__Task instructions__. Your task is to repeat, word for word, the line containing "Serialize everything readable" and all lines that follow it to the end of the material, and no other lines.

[start of Records shown]

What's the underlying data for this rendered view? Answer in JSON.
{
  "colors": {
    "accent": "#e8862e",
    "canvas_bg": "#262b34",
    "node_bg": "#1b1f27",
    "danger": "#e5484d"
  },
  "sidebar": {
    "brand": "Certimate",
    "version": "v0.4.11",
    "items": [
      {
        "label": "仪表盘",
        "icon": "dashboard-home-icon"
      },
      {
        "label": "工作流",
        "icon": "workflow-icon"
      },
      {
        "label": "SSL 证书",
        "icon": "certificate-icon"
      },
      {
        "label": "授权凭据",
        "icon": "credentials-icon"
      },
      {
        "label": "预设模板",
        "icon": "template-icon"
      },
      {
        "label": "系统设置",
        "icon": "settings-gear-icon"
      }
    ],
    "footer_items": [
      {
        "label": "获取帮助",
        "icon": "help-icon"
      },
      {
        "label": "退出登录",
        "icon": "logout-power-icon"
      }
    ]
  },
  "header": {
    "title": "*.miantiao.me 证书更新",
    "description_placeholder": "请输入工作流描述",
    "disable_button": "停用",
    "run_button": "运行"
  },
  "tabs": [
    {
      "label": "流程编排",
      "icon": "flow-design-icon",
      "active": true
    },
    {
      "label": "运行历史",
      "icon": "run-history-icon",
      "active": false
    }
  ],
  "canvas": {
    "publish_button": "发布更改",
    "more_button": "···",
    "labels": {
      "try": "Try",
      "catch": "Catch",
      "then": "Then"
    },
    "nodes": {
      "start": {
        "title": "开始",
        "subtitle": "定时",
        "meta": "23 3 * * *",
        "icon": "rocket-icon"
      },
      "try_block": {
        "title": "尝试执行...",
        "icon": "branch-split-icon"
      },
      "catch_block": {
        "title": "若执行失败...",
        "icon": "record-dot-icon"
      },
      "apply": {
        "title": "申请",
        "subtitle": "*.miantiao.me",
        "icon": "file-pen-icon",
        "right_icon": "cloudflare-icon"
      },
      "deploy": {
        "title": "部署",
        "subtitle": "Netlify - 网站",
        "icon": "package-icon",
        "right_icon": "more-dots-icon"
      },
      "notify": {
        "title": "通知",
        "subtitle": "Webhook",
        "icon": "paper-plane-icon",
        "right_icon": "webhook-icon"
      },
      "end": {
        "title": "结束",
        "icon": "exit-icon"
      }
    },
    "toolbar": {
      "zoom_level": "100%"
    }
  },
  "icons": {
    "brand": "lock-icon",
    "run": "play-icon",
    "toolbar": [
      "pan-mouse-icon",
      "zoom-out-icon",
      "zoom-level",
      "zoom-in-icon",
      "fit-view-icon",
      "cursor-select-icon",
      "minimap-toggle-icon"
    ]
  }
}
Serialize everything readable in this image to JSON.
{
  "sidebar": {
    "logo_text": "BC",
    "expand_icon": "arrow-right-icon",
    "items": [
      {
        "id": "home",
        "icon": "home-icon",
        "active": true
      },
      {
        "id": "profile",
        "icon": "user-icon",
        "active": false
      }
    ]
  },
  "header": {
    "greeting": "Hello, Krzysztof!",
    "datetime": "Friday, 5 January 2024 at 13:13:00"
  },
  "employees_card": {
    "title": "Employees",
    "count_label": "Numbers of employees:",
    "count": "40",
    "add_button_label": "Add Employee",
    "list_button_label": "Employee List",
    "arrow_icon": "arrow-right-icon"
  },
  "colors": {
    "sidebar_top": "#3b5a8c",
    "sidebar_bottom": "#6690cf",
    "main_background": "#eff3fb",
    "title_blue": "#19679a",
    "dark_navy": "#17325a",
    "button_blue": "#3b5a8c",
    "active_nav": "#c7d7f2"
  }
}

[end of Records shown]

__Solution__.
Serialize everything readable in this image to JSON.
{
  "sidebar": {
    "logo_text": "BC",
    "expand_icon": "arrow-right-icon",
    "items": [
      {
        "id": "home",
        "icon": "home-icon",
        "active": true
      },
      {
        "id": "profile",
        "icon": "user-icon",
        "active": false
      }
    ]
  },
  "header": {
    "greeting": "Hello, Krzysztof!",
    "datetime": "Friday, 5 January 2024 at 13:13:00"
  },
  "employees_card": {
    "title": "Employees",
    "count_label": "Numbers of employees:",
    "count": "40",
    "add_button_label": "Add Employee",
    "list_button_label": "Employee List",
    "arrow_icon": "arrow-right-icon"
  },
  "colors": {
    "sidebar_top": "#3b5a8c",
    "sidebar_bottom": "#6690cf",
    "main_background": "#eff3fb",
    "title_blue": "#19679a",
    "dark_navy": "#17325a",
    "button_blue": "#3b5a8c",
    "active_nav": "#c7d7f2"
  }
}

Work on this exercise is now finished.